*WHAT IS REQUIRED*. Compile every line that includes the word "text".

Rows from a dataset:
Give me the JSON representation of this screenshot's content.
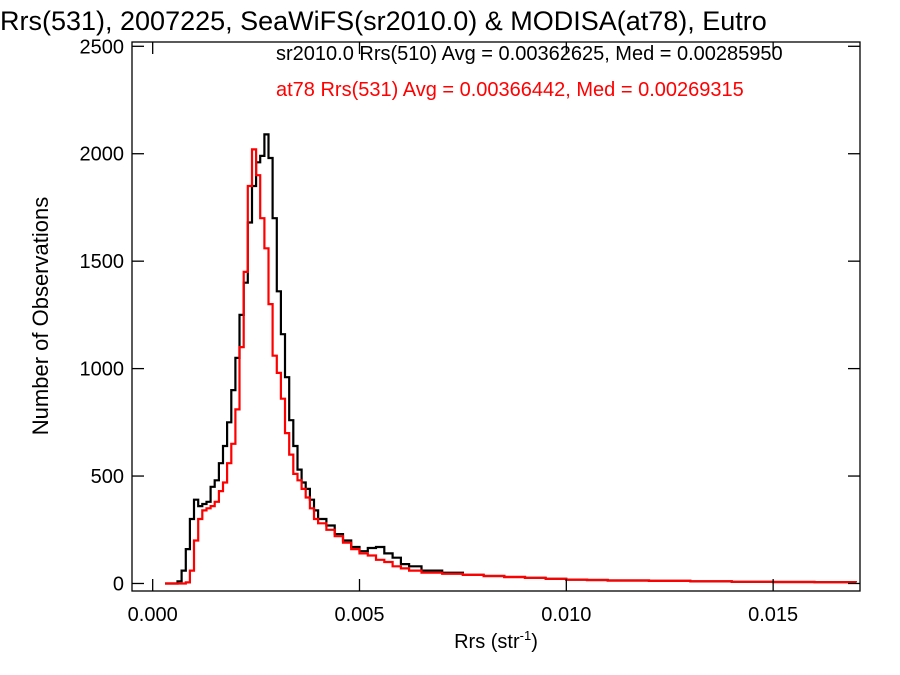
{
  "chart_data": {
    "type": "line",
    "title": "Rrs(531), 2007225, SeaWiFS(sr2010.0) & MODISA(at78), Eutro",
    "xlabel_main": "Rrs (str",
    "xlabel_sup": "-1",
    "xlabel_close": ")",
    "ylabel": "Number of Observations",
    "xlim": [
      -0.0005,
      0.0171
    ],
    "ylim": [
      -35,
      2520
    ],
    "xticks": [
      0.0,
      0.005,
      0.01,
      0.015
    ],
    "xtick_labels": [
      "0.000",
      "0.005",
      "0.010",
      "0.015"
    ],
    "yticks": [
      0,
      500,
      1000,
      1500,
      2000,
      2500
    ],
    "ytick_labels": [
      "0",
      "500",
      "1000",
      "1500",
      "2000",
      "2500"
    ],
    "grid": false,
    "colors": {
      "series1": "#000000",
      "series2": "#ff0000",
      "axes": "#000000"
    },
    "annotations": [
      {
        "text": "sr2010.0 Rrs(510) Avg = 0.00362625, Med = 0.00285950",
        "color": "#000000"
      },
      {
        "text": "at78 Rrs(531) Avg = 0.00366442, Med = 0.00269315",
        "color": "#ff0000"
      }
    ],
    "series": [
      {
        "color": "#000000",
        "x": [
          0.0003,
          0.0006,
          0.0007,
          0.0008,
          0.0009,
          0.001,
          0.0011,
          0.0012,
          0.0013,
          0.0014,
          0.0015,
          0.0016,
          0.0017,
          0.0018,
          0.0019,
          0.002,
          0.0021,
          0.0022,
          0.0023,
          0.0024,
          0.0025,
          0.0026,
          0.0027,
          0.0028,
          0.0029,
          0.003,
          0.0031,
          0.0032,
          0.0033,
          0.0034,
          0.0035,
          0.0036,
          0.0037,
          0.0038,
          0.0039,
          0.004,
          0.0042,
          0.0044,
          0.0046,
          0.0048,
          0.005,
          0.0052,
          0.0054,
          0.0056,
          0.0058,
          0.006,
          0.0062,
          0.0065,
          0.007,
          0.0075,
          0.008,
          0.0085,
          0.009,
          0.0095,
          0.01,
          0.0105,
          0.011,
          0.012,
          0.013,
          0.014,
          0.015,
          0.016,
          0.017
        ],
        "y": [
          0,
          10,
          60,
          160,
          300,
          390,
          360,
          370,
          380,
          450,
          480,
          560,
          640,
          750,
          900,
          1050,
          1250,
          1400,
          1680,
          1850,
          1960,
          1990,
          2090,
          1980,
          1700,
          1360,
          1160,
          960,
          760,
          640,
          530,
          470,
          440,
          390,
          340,
          300,
          270,
          230,
          200,
          170,
          150,
          165,
          170,
          140,
          120,
          90,
          80,
          60,
          50,
          40,
          35,
          30,
          26,
          22,
          18,
          16,
          14,
          12,
          10,
          8,
          7,
          6,
          5
        ]
      },
      {
        "color": "#ff0000",
        "x": [
          0.0003,
          0.0006,
          0.0008,
          0.0009,
          0.001,
          0.0011,
          0.0012,
          0.0013,
          0.0014,
          0.0015,
          0.0016,
          0.0017,
          0.0018,
          0.0019,
          0.002,
          0.0021,
          0.0022,
          0.0023,
          0.0024,
          0.0025,
          0.0026,
          0.0027,
          0.0028,
          0.0029,
          0.003,
          0.0031,
          0.0032,
          0.0033,
          0.0034,
          0.0035,
          0.0036,
          0.0037,
          0.0038,
          0.0039,
          0.004,
          0.0042,
          0.0044,
          0.0046,
          0.0048,
          0.005,
          0.0052,
          0.0054,
          0.0056,
          0.0058,
          0.006,
          0.0062,
          0.0065,
          0.007,
          0.0075,
          0.008,
          0.0085,
          0.009,
          0.0095,
          0.01,
          0.0105,
          0.011,
          0.012,
          0.013,
          0.014,
          0.015,
          0.016,
          0.017
        ],
        "y": [
          0,
          0,
          5,
          60,
          200,
          300,
          340,
          350,
          360,
          380,
          430,
          470,
          560,
          650,
          810,
          1100,
          1450,
          1850,
          2020,
          1900,
          1700,
          1560,
          1300,
          1060,
          980,
          860,
          700,
          600,
          510,
          480,
          440,
          400,
          350,
          300,
          280,
          250,
          220,
          190,
          160,
          140,
          130,
          110,
          100,
          80,
          70,
          60,
          50,
          45,
          40,
          35,
          30,
          26,
          22,
          18,
          16,
          14,
          12,
          10,
          8,
          7,
          6,
          5
        ]
      }
    ]
  }
}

*TASK RESULT*.
        "text": "sr2010.0 Rrs(510) Avg = 0.00362625, Med = 0.00285950",
        "text": "at78 Rrs(531) Avg = 0.00366442, Med = 0.00269315",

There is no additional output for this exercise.